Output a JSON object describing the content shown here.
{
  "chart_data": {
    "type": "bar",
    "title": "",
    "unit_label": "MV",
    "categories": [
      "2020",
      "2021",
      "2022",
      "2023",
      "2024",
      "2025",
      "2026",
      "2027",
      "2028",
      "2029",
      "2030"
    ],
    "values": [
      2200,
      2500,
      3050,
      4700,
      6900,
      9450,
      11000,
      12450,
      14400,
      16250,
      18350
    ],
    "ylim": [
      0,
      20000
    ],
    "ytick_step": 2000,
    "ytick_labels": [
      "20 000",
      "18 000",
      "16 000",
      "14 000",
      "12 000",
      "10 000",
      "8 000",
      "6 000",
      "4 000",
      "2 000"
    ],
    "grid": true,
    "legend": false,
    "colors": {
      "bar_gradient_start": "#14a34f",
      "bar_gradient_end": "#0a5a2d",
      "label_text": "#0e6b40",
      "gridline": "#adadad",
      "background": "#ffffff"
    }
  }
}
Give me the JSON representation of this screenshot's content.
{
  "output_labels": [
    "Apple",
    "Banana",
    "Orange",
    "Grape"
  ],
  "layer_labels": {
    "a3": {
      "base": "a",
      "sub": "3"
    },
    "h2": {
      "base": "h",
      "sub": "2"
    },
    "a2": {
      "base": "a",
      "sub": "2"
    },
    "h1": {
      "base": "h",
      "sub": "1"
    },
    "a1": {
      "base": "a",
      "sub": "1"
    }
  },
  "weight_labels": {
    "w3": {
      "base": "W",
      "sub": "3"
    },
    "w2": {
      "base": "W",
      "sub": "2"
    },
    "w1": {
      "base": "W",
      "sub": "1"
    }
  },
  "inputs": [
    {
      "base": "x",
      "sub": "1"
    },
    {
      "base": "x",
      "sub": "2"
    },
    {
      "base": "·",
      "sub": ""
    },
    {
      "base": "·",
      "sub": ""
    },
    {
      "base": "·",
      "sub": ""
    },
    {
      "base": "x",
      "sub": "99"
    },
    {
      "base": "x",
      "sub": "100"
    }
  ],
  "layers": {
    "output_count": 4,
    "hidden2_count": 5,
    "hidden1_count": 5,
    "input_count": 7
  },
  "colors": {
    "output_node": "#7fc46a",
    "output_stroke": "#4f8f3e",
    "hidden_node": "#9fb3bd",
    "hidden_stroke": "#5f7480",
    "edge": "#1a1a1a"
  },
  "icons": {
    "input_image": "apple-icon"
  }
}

» **The request**
Read through the lines above and collect those that contain the string "JSON".

» **Worked answer**
Output a JSON object describing the content shown here.
Give me the JSON representation of this screenshot's content.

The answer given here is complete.